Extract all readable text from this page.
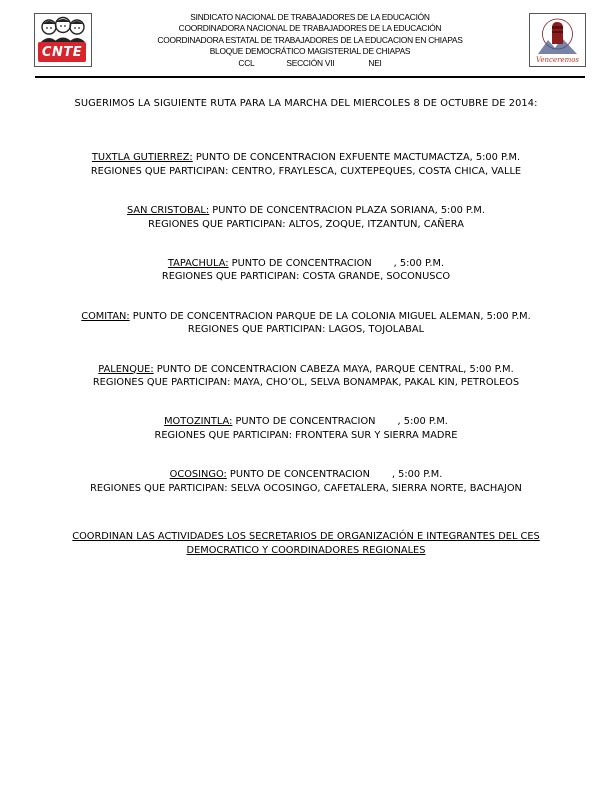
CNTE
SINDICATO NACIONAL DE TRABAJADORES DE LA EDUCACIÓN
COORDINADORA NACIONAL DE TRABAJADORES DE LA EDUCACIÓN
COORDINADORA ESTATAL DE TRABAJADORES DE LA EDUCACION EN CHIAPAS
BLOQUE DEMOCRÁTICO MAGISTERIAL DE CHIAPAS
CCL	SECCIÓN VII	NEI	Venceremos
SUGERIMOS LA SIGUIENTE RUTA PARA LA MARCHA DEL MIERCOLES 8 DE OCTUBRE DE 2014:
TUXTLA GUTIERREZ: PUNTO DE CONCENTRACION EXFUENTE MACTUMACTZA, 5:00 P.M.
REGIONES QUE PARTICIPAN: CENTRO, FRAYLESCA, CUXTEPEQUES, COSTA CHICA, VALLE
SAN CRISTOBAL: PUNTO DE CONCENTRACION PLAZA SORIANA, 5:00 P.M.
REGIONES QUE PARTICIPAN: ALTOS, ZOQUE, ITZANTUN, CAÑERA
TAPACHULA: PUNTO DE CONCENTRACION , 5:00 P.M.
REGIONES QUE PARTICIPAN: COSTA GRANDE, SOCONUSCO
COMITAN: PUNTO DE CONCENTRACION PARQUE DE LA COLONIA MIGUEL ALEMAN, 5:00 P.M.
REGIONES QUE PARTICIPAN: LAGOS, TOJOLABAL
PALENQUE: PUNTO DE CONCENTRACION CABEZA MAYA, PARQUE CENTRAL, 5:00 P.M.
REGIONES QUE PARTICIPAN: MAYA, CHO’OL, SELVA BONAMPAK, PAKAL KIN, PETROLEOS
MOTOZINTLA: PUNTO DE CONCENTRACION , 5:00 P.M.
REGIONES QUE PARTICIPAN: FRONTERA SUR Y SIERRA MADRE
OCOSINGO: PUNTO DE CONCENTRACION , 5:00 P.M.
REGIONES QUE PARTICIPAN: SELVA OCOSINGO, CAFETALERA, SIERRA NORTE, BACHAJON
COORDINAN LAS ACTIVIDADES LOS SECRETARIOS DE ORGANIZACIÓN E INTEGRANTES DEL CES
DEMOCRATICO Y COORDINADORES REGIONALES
+--
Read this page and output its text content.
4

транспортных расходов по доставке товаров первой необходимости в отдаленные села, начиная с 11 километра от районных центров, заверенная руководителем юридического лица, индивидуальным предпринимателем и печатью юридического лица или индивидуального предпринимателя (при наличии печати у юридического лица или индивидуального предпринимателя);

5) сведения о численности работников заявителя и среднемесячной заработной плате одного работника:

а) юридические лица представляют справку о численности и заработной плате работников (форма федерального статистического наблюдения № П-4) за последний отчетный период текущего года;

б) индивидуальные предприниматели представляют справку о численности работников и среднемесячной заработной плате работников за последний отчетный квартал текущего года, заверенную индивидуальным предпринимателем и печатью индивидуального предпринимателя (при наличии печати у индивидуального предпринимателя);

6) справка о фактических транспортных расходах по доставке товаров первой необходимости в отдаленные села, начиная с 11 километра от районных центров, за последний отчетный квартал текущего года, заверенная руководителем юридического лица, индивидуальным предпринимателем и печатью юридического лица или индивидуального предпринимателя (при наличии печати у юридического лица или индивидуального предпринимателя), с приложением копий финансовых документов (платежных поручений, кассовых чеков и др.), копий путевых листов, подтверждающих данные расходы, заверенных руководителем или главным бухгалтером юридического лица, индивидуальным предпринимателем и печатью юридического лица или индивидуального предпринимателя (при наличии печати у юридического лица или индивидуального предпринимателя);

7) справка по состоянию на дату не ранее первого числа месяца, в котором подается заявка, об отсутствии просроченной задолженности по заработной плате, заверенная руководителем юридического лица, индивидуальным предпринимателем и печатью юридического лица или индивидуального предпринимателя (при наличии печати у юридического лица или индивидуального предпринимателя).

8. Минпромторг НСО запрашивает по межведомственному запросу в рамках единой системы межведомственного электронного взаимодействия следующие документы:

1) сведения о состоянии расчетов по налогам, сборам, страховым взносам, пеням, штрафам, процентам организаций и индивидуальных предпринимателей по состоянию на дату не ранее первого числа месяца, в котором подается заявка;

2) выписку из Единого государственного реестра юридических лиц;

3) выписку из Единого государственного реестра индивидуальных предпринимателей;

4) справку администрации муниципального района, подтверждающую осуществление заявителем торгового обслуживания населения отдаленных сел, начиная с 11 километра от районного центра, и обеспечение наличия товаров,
+--
- _WHAT NEEDS TO BE DONE_:
Read the entries and pick out all lines that include the word "OCOSINGO".

- _PROBLEM SOLUTION_:
OCOSINGO: PUNTO DE CONCENTRACION , 5:00 P.M.
REGIONES QUE PARTICIPAN: SELVA OCOSINGO, CAFETALERA, SIERRA NORTE, BACHAJON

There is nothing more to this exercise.